KVM: Create an inode per virtual machine
authorAvi Kivity <avi@qumranet.com>
Wed, 21 Feb 2007 17:28:04 +0000 (19:28 +0200)
committerAvi Kivity <avi@qumranet.com>
Sun, 4 Mar 2007 09:12:42 +0000 (11:12 +0200)
This avoids having filp->f_op and the corresponding inode->i_fop different,
which is a little unorthodox.

The ioctl list is split into two: global kvm ioctls and per-vm ioctls.  A new
ioctl, KVM_CREATE_VM, is used to create VMs and return the VM fd.

Signed-off-by: Avi Kivity <avi@qumranet.com>
drivers/kvm/kvm_main.c
include/linux/kvm.h

index c01252e84377ee51db4dd1ee70d684271306ff40..aa07d9c9d20d19ac2ca15fb91fc344a195366daa 100644 (file)
@@ -36,6 +36,7 @@
 #include <asm/desc.h>
 #include <linux/sysdev.h>
 #include <linux/cpu.h>
+#include <linux/file.h>
 #include <linux/fs.h>
 #include <linux/mount.h>
 
@@ -95,6 +96,55 @@ struct segment_descriptor_64 {
 
 #endif
 
+static struct inode *kvmfs_inode(struct file_operations *fops)
+{
+       int error = -ENOMEM;
+       struct inode *inode = new_inode(kvmfs_mnt->mnt_sb);
+
+       if (!inode)
+               goto eexit_1;
+
+       inode->i_fop = fops;
+
+       /*
+        * Mark the inode dirty from the very beginning,
+        * that way it will never be moved to the dirty
+        * list because mark_inode_dirty() will think
+        * that it already _is_ on the dirty list.

**Given instruction 1:**
In the commit page, which new ioctl is used to create VMs?
**Given instruction 2:**
Copy the stretch of the commit page from "KVM: Create an" through "09:12:42 +0000 (11:12 +0200)".
The lines that come next play no part in this.

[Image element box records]
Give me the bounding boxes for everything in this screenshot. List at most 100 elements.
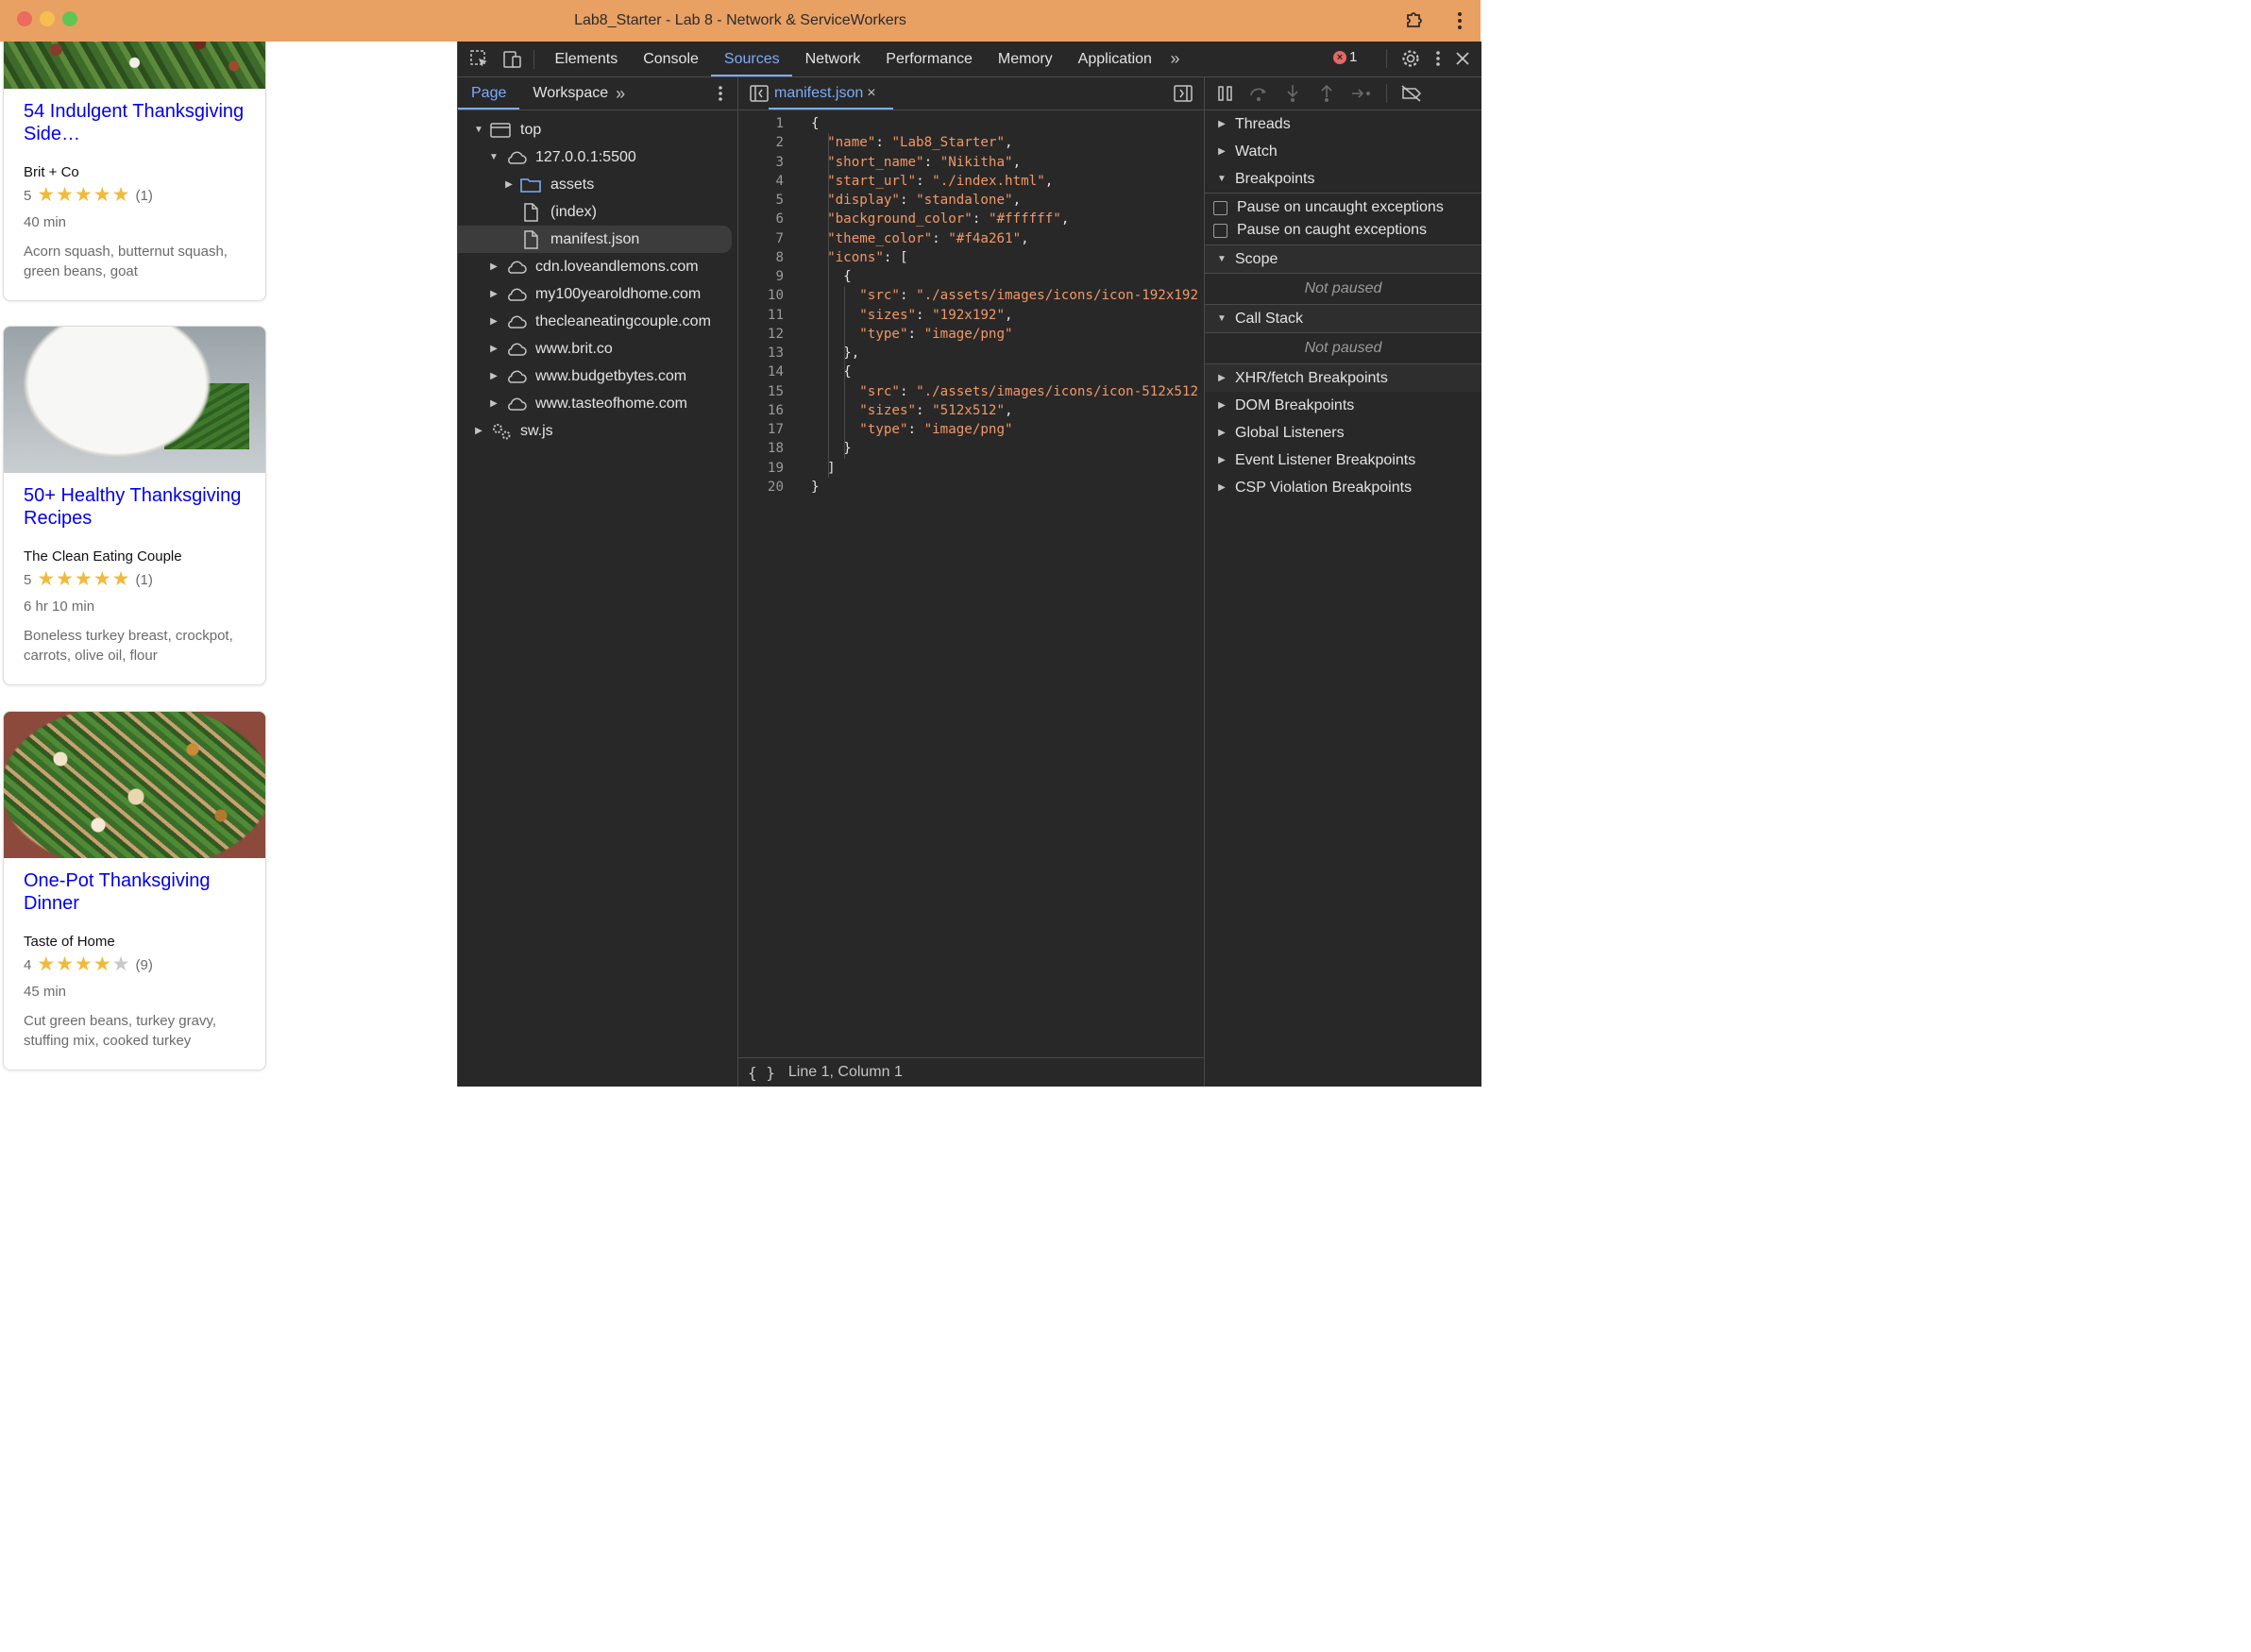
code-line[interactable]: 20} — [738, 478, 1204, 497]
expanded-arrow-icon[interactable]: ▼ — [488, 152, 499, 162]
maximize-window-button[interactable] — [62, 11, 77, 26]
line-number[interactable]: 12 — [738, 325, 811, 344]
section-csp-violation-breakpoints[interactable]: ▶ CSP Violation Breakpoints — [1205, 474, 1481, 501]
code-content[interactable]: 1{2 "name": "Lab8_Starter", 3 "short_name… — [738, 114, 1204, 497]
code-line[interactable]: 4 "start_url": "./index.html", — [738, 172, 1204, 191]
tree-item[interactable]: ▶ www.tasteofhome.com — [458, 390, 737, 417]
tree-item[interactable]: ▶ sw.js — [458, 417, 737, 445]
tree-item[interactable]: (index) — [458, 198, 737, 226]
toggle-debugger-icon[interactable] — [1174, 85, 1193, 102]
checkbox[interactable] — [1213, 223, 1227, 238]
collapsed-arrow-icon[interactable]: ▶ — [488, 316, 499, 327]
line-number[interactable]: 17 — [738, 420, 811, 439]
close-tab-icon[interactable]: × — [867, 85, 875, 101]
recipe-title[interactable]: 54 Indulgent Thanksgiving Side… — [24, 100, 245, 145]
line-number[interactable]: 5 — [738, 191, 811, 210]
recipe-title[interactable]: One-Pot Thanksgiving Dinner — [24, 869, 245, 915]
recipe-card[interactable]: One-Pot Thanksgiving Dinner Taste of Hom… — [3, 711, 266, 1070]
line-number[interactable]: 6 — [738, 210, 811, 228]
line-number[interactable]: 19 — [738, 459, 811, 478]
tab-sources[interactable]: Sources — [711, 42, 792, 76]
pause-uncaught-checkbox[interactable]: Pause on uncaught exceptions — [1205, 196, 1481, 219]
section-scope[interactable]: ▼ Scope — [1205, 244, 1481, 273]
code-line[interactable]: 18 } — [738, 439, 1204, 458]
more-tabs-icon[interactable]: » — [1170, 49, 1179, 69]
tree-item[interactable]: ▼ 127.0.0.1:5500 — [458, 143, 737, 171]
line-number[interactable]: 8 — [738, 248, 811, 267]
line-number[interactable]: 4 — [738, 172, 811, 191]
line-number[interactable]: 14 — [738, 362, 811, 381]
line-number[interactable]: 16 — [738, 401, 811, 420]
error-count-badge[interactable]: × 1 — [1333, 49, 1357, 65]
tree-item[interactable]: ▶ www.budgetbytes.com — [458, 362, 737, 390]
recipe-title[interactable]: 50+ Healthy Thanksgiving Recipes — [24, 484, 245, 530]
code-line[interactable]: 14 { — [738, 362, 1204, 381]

**Correct output 1:**
KVM_CREATE_VM.

**Correct output 2:**
KVM: Create an inode per virtual machine
authorAvi Kivity <avi@qumranet.com>
Wed, 21 Feb 2007 17:28:04 +0000 (19:28 +0200)
committerAvi Kivity <avi@qumranet.com>
Sun, 4 Mar 2007 09:12:42 +0000 (11:12 +0200)